WHAT TO WORK ON: Give the number of lines in the entries that contain "Vintage". State only the count.

DATA SUPPLIED:
......

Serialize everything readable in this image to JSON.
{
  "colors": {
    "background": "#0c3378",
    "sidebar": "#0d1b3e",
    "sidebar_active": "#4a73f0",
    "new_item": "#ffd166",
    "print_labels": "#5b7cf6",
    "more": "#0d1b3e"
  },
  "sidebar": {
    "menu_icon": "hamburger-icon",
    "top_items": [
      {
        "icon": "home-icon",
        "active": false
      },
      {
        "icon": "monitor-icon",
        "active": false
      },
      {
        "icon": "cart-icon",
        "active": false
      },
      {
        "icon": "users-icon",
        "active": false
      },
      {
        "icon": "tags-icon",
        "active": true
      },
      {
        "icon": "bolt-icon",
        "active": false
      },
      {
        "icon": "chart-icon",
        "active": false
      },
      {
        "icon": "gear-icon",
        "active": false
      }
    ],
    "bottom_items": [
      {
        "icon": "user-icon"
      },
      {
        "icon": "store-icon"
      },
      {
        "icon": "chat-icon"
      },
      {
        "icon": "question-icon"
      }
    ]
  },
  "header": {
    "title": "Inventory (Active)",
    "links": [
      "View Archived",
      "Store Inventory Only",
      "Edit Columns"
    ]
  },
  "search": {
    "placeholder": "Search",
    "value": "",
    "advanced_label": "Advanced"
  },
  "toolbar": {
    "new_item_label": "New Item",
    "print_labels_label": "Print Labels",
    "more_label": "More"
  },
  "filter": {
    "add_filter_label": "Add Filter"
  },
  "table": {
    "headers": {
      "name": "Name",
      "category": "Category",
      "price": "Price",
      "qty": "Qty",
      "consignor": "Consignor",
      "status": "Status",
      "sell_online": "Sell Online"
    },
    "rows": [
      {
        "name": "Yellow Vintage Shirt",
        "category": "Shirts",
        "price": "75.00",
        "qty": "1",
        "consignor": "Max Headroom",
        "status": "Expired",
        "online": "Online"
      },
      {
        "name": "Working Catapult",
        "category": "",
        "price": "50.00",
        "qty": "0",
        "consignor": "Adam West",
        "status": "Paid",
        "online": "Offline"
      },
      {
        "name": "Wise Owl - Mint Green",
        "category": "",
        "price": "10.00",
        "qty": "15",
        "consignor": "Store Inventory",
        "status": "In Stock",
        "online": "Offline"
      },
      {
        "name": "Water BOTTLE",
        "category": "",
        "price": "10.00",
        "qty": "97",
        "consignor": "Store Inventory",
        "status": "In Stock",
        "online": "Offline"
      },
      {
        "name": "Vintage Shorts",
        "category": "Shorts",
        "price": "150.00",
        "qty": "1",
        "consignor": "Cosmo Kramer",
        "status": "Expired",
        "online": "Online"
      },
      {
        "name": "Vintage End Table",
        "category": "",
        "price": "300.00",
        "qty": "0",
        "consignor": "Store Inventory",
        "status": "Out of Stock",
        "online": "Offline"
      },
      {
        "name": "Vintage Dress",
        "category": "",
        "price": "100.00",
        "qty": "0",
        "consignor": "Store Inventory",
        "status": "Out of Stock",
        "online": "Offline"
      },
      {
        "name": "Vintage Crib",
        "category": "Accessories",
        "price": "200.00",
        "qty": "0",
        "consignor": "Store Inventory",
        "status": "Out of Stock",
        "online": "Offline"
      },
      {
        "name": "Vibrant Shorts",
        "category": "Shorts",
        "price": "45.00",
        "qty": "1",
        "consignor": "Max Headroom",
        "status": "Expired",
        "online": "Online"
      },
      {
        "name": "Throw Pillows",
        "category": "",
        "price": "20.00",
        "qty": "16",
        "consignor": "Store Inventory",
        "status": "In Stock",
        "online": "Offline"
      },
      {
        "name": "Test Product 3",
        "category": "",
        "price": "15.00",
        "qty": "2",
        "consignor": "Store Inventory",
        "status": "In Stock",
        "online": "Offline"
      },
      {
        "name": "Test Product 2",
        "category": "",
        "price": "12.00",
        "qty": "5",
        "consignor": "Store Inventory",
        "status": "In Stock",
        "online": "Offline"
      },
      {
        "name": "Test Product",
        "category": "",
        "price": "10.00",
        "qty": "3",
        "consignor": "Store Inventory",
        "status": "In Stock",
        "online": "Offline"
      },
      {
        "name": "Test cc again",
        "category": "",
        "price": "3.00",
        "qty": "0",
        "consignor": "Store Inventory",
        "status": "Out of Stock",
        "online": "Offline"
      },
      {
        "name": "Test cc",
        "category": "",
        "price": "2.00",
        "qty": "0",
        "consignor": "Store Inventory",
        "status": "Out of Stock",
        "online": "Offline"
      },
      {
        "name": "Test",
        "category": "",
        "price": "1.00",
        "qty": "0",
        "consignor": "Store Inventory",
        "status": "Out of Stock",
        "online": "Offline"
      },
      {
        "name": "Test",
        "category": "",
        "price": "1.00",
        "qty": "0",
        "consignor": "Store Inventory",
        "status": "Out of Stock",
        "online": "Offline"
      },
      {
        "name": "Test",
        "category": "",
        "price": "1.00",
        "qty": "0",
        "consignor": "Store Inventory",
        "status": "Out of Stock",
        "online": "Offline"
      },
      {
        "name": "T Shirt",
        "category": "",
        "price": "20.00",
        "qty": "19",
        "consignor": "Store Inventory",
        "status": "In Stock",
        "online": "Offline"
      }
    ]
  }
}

......

EXERCISE SOLUTION: 5